__Description of the task__. Count each line below that has "родился" anywhere in it. Answer with the total alone.

━━━━━━━━━━

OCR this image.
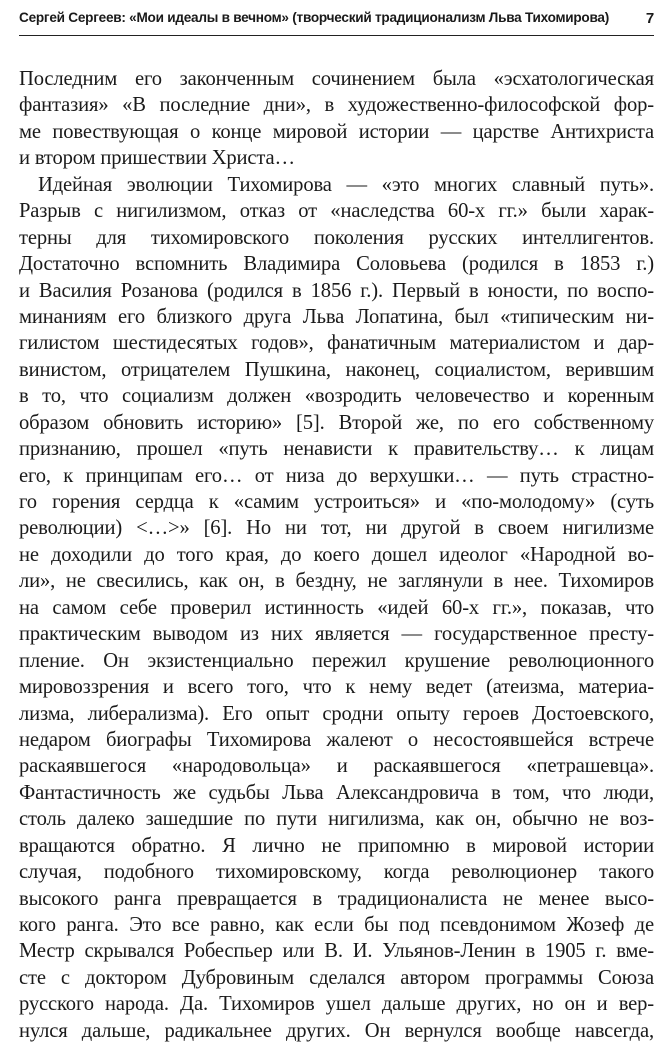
Сергей Сергеев: «Мои идеалы в вечном» (творческий традиционализм Льва Тихомирова) 7
Последним его законченным сочинением была «эсхатологическая
фантазия» «В последние дни», в художественно-философской фор-
ме повествующая о конце мировой истории — царстве Антихриста
и втором пришествии Христа…
Идейная эволюции Тихомирова — «это многих славный путь».
Разрыв с нигилизмом, отказ от «наследства 60-х гг.» были харак-
терны для тихомировского поколения русских интеллигентов.
Достаточно вспомнить Владимира Соловьева (родился в 1853 г.)
и Василия Розанова (родился в 1856 г.). Первый в юности, по воспо-
минаниям его близкого друга Льва Лопатина, был «типическим ни-
гилистом шестидесятых годов», фанатичным материалистом и дар-
винистом, отрицателем Пушкина, наконец, социалистом, верившим
в то, что социализм должен «возродить человечество и коренным
образом обновить историю» [5]. Второй же, по его собственному
признанию, прошел «путь ненависти к правительству… к лицам
его, к принципам его… от низа до верхушки… — путь страстно-
го горения сердца к «самим устроиться» и «по-молодому» (суть
революции) <…>» [6]. Но ни тот, ни другой в своем нигилизме
не доходили до того края, до коего дошел идеолог «Народной во-
ли», не свесились, как он, в бездну, не заглянули в нее. Тихомиров
на самом себе проверил истинность «идей 60-х гг.», показав, что
практическим выводом из них является — государственное престу-
пление. Он экзистенциально пережил крушение революционного
мировоззрения и всего того, что к нему ведет (атеизма, материа-
лизма, либерализма). Его опыт сродни опыту героев Достоевского,
недаром биографы Тихомирова жалеют о несостоявшейся встрече
раскаявшегося «народовольца» и раскаявшегося «петрашевца».
Фантастичность же судьбы Льва Александровича в том, что люди,
столь далеко зашедшие по пути нигилизма, как он, обычно не воз-
вращаются обратно. Я лично не припомню в мировой истории
случая, подобного тихомировскому, когда революционер такого
высокого ранга превращается в традиционалиста не менее высо-
кого ранга. Это все равно, как если бы под псевдонимом Жозеф де
Местр скрывался Робеспьер или В. И. Ульянов-Ленин в 1905 г. вме-
сте с доктором Дубровиным сделался автором программы Союза
русского народа. Да. Тихомиров ушел дальше других, но он и вер-
нулся дальше, радикальнее других. Он вернулся вообще навсегда,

━━━━━━━━━━

__Output for this exercise__. 2